__Task inputs__.
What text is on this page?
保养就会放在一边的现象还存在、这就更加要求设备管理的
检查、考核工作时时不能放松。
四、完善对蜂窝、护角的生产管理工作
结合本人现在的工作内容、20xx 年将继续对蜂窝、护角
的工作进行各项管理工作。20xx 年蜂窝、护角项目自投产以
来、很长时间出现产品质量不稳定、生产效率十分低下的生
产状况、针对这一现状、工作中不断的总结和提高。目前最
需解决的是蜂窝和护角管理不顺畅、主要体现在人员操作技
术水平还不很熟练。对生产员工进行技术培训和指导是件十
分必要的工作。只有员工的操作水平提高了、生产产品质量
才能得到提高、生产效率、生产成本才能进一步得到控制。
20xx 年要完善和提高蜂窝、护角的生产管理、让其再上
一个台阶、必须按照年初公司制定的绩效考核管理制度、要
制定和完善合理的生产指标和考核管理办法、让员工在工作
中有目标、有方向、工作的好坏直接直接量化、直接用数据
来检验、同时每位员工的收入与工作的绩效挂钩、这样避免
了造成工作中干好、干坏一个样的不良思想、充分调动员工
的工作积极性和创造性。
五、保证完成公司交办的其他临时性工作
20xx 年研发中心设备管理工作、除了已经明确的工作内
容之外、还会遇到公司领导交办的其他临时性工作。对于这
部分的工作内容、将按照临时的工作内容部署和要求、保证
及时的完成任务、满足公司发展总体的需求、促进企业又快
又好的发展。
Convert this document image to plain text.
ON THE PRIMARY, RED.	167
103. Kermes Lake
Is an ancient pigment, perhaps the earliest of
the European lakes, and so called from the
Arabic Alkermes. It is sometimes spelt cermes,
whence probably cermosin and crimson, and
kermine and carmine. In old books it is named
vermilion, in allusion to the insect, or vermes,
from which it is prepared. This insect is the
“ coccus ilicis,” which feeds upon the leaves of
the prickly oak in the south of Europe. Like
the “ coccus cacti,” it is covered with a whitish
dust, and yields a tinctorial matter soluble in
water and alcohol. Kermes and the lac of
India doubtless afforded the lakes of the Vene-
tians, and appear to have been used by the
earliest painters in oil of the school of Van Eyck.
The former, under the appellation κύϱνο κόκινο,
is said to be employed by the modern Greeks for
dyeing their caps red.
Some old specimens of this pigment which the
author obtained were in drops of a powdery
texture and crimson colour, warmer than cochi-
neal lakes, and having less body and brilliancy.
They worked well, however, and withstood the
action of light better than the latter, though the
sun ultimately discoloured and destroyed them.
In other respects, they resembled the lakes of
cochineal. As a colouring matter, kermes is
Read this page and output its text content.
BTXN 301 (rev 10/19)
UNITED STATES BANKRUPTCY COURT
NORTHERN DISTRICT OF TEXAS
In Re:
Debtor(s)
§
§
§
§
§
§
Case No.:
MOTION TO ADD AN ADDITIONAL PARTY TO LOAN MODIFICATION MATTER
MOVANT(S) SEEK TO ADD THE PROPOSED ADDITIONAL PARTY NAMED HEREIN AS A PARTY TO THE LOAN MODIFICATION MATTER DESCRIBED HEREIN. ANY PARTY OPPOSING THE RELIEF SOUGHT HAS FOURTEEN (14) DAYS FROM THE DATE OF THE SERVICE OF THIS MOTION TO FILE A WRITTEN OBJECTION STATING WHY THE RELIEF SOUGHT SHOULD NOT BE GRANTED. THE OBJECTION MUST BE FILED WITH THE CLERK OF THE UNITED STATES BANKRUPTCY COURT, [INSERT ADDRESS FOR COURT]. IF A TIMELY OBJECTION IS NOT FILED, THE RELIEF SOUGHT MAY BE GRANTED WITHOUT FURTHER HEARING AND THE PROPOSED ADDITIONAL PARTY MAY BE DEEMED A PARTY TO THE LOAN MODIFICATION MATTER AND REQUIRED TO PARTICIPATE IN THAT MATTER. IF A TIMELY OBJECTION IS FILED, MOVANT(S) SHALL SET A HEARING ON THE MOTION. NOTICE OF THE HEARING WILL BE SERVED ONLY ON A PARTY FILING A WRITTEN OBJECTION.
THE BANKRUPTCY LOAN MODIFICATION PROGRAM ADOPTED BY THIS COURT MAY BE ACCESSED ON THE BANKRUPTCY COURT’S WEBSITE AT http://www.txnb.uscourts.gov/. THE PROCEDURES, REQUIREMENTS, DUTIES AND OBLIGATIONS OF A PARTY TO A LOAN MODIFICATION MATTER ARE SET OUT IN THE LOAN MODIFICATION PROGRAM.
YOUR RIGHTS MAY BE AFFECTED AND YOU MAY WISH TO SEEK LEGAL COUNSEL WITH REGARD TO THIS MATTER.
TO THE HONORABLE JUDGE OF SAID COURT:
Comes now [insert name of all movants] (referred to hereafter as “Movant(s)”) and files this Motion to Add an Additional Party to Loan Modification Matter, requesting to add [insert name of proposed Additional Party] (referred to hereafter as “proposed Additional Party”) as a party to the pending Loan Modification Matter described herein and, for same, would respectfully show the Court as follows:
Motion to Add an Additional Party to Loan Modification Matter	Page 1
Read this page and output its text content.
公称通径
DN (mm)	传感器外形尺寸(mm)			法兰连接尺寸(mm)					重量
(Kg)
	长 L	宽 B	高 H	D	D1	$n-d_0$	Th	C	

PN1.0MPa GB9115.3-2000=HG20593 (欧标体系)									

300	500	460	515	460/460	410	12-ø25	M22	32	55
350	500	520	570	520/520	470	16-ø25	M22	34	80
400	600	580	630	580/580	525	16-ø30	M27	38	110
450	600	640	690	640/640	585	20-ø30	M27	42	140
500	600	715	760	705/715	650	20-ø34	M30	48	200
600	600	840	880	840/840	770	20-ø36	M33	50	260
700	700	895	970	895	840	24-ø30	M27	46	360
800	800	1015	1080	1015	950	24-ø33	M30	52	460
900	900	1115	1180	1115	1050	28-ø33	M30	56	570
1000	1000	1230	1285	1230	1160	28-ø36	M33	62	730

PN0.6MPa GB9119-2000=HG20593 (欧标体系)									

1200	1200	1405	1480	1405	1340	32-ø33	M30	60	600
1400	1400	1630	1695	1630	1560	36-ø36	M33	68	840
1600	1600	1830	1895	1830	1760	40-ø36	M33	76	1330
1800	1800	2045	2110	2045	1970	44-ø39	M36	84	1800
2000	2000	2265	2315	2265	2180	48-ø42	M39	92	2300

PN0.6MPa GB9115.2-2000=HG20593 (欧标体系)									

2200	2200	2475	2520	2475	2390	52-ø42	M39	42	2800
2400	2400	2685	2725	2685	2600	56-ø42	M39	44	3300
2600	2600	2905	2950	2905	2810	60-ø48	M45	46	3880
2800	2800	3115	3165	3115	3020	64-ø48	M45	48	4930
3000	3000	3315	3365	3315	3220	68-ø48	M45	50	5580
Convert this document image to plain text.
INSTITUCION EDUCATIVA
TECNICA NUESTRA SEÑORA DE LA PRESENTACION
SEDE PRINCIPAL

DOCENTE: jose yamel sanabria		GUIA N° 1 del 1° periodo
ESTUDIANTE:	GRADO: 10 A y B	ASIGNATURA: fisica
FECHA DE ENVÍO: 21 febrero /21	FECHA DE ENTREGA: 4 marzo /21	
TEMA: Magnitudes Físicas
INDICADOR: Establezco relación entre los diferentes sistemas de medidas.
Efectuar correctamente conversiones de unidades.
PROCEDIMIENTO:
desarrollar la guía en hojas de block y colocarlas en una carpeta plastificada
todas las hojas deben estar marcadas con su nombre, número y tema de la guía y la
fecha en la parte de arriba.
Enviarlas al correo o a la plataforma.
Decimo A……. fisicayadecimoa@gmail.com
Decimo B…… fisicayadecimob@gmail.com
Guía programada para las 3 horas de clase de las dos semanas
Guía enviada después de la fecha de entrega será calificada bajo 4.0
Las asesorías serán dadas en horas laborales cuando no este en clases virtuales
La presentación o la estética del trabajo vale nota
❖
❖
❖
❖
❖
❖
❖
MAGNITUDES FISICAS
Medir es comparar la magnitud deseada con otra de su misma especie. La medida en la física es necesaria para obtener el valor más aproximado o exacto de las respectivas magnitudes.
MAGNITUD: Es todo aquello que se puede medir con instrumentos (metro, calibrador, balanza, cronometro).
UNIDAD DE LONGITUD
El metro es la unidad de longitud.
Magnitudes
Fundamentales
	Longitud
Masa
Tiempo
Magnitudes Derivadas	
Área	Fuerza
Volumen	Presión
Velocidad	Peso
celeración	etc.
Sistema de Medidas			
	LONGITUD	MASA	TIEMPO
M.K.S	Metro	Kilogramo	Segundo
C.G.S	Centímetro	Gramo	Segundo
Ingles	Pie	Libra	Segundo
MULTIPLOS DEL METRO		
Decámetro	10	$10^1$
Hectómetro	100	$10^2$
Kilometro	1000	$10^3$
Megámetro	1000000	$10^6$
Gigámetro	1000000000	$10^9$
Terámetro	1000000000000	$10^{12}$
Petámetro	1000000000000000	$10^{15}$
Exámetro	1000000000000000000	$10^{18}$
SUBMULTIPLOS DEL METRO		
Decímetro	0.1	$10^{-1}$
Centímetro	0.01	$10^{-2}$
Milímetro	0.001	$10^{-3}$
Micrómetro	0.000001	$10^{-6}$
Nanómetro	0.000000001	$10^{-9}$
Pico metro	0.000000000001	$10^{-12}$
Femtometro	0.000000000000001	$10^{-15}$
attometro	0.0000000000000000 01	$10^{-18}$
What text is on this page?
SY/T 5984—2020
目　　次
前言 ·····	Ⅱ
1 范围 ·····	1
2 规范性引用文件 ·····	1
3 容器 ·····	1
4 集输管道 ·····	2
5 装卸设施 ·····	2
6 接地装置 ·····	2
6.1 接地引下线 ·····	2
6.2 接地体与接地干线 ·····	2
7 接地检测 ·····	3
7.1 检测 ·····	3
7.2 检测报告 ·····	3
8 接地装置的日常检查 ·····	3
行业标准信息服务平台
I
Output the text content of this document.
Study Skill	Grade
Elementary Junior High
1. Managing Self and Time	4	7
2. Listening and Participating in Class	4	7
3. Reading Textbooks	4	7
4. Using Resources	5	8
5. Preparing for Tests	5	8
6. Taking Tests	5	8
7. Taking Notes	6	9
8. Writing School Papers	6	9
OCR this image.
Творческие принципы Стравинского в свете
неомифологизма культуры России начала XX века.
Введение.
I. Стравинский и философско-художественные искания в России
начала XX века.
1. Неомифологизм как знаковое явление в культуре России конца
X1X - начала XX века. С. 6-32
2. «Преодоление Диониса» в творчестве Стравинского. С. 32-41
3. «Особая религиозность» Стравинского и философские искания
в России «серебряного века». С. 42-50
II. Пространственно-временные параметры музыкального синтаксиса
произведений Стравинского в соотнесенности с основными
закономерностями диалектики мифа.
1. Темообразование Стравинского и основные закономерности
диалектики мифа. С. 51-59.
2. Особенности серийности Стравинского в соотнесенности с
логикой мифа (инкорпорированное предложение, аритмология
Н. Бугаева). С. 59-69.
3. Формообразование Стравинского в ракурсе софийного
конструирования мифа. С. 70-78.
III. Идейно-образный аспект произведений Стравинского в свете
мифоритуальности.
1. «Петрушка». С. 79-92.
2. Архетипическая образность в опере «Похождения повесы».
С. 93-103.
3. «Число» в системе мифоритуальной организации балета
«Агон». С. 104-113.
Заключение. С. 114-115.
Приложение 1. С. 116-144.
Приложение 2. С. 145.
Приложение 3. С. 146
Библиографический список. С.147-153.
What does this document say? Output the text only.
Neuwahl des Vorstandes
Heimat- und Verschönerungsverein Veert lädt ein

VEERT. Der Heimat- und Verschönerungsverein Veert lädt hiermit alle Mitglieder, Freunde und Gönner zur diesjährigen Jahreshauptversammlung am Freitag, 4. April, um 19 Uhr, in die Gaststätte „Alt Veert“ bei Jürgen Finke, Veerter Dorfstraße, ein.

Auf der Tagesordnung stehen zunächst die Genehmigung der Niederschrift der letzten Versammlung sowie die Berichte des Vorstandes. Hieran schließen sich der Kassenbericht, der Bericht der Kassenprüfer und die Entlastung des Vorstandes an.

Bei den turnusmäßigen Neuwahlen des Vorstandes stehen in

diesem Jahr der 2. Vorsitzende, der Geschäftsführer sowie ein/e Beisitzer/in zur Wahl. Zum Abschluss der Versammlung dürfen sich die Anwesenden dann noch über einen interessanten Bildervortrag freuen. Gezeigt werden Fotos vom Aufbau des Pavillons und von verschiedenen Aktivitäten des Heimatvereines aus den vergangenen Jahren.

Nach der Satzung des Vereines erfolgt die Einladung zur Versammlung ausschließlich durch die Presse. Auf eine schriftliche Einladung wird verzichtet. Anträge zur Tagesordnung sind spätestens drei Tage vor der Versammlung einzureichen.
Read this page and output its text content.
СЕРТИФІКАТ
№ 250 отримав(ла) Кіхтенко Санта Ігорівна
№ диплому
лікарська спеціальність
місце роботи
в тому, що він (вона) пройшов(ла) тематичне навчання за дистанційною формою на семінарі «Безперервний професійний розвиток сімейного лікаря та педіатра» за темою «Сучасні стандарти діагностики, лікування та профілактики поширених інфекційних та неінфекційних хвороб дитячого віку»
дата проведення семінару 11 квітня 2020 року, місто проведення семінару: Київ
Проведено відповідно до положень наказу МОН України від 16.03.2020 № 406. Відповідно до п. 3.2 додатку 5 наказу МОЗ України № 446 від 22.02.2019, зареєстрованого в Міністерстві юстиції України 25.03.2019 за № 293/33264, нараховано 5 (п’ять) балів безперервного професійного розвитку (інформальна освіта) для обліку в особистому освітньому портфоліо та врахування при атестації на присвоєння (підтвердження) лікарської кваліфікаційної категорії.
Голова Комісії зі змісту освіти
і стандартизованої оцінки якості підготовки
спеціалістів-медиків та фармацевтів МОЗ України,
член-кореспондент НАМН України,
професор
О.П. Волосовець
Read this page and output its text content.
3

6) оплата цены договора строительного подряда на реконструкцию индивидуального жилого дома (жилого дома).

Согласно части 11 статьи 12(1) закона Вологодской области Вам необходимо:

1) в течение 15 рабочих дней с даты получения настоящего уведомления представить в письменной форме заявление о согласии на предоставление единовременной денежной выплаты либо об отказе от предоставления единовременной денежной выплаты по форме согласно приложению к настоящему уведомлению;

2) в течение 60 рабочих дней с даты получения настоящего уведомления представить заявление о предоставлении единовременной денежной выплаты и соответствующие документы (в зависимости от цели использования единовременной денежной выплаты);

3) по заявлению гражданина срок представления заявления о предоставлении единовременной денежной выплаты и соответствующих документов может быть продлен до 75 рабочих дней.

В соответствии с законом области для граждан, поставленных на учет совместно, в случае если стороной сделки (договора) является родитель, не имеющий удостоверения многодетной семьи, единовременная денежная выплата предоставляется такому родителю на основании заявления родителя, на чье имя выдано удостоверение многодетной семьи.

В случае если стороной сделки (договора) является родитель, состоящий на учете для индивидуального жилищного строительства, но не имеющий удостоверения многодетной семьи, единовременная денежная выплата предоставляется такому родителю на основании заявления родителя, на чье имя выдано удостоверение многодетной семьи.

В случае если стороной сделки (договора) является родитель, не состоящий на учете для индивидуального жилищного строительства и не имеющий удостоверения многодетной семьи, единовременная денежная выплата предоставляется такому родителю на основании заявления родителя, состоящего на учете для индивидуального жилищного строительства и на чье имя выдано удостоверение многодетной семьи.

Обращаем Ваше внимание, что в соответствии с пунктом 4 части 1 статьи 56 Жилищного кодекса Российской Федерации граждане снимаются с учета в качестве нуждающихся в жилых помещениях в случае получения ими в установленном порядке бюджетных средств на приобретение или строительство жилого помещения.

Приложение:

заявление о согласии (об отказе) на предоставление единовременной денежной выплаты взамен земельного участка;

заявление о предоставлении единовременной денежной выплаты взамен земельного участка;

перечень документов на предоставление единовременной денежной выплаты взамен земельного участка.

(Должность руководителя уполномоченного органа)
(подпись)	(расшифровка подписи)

__Instruction__. Search the material above for "Centímetro". Pull out each line where it shows up.

__Solution__.
C.G.S	Centímetro	Gramo	Segundo
Centímetro	0.01	$10^{-2}$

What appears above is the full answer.